Dataset listings of figures
######

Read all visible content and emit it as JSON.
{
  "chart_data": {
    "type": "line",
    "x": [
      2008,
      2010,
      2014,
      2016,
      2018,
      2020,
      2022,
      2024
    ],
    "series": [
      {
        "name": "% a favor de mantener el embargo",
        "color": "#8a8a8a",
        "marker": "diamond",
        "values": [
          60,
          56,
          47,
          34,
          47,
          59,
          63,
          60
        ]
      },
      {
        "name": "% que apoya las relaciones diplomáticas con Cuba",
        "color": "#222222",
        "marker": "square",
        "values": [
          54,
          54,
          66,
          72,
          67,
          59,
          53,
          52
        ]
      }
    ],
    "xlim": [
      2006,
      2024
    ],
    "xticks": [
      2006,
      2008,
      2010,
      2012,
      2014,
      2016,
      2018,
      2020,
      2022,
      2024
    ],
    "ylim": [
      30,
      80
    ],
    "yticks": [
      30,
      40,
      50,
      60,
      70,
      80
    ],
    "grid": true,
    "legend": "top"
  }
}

######

### Goal
Report only how many lines in the listing contain the string "name".

### Written answer
2